Task brief:
Give every line of the data again, unchanged, but with no pictures.

Given data:
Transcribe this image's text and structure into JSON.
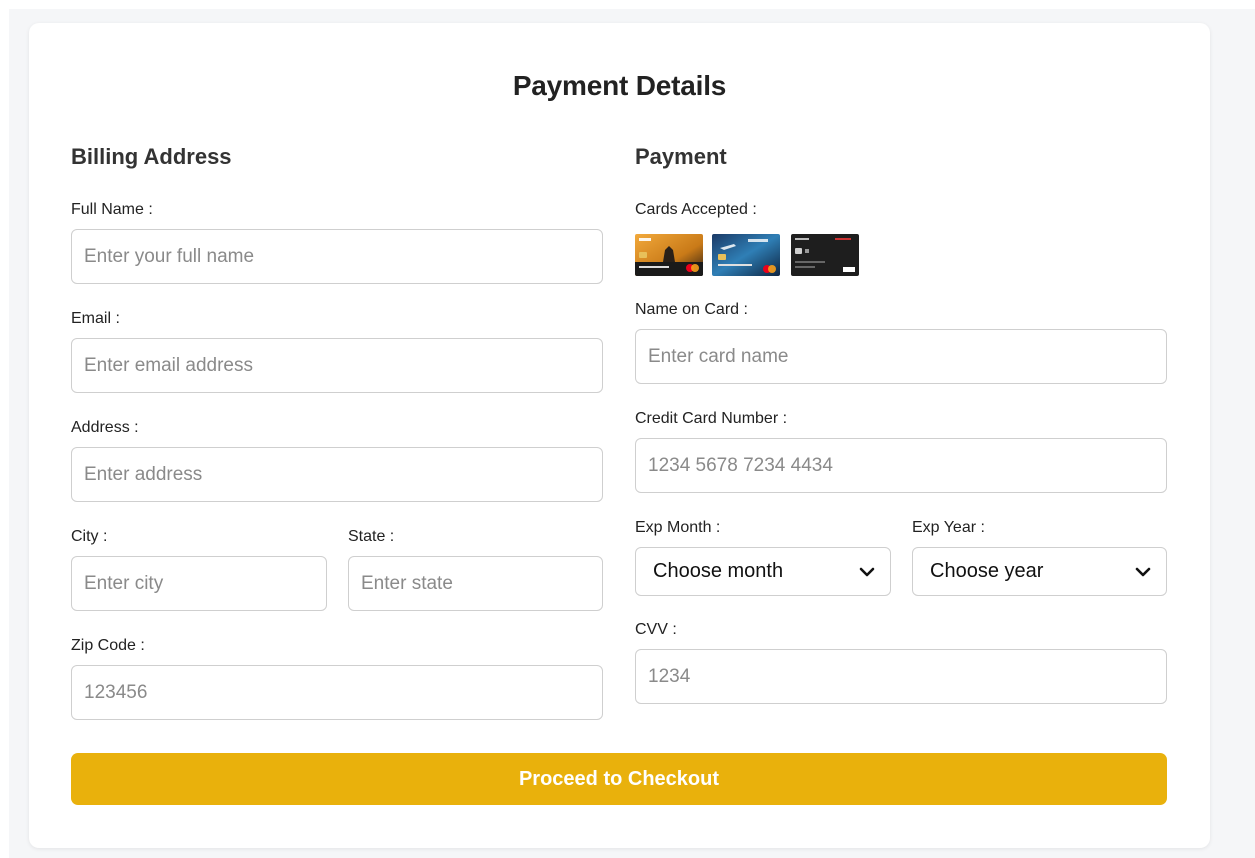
{
  "title": "Payment Details",
  "billing": {
    "heading": "Billing Address",
    "full_name": {
      "label": "Full Name :",
      "placeholder": "Enter your full name"
    },
    "email": {
      "label": "Email :",
      "placeholder": "Enter email address"
    },
    "address": {
      "label": "Address :",
      "placeholder": "Enter address"
    },
    "city": {
      "label": "City :",
      "placeholder": "Enter city"
    },
    "state": {
      "label": "State :",
      "placeholder": "Enter state"
    },
    "zip": {
      "label": "Zip Code :",
      "placeholder": "123456"
    }
  },
  "payment": {
    "heading": "Payment",
    "cards_label": "Cards Accepted :",
    "cards": [
      "mastercard-gold-card",
      "mastercard-blue-card",
      "visa-black-card"
    ],
    "name_on_card": {
      "label": "Name on Card :",
      "placeholder": "Enter card name"
    },
    "card_number": {
      "label": "Credit Card Number :",
      "placeholder": "1234 5678 7234 4434"
    },
    "exp_month": {
      "label": "Exp Month :",
      "selected": "Choose month"
    },
    "exp_year": {
      "label": "Exp Year :",
      "selected": "Choose year"
    },
    "cvv": {
      "label": "CVV :",
      "placeholder": "1234"
    }
  },
  "submit_label": "Proceed to Checkout",
  "colors": {
    "accent": "#e9b10c",
    "page_background": "#f5f6f8",
    "card_background": "#ffffff",
    "input_border": "#cfcfcf"
  }
}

Solution for this task:
Transcribe this image's text and structure into JSON.
{
  "title": "Payment Details",
  "billing": {
    "heading": "Billing Address",
    "full_name": {
      "label": "Full Name :",
      "placeholder": "Enter your full name"
    },
    "email": {
      "label": "Email :",
      "placeholder": "Enter email address"
    },
    "address": {
      "label": "Address :",
      "placeholder": "Enter address"
    },
    "city": {
      "label": "City :",
      "placeholder": "Enter city"
    },
    "state": {
      "label": "State :",
      "placeholder": "Enter state"
    },
    "zip": {
      "label": "Zip Code :",
      "placeholder": "123456"
    }
  },
  "payment": {
    "heading": "Payment",
    "cards_label": "Cards Accepted :",
    "cards": [
      "mastercard-gold-card",
      "mastercard-blue-card",
      "visa-black-card"
    ],
    "name_on_card": {
      "label": "Name on Card :",
      "placeholder": "Enter card name"
    },
    "card_number": {
      "label": "Credit Card Number :",
      "placeholder": "1234 5678 7234 4434"
    },
    "exp_month": {
      "label": "Exp Month :",
      "selected": "Choose month"
    },
    "exp_year": {
      "label": "Exp Year :",
      "selected": "Choose year"
    },
    "cvv": {
      "label": "CVV :",
      "placeholder": "1234"
    }
  },
  "submit_label": "Proceed to Checkout",
  "colors": {
    "accent": "#e9b10c",
    "page_background": "#f5f6f8",
    "card_background": "#ffffff",
    "input_border": "#cfcfcf"
  }
}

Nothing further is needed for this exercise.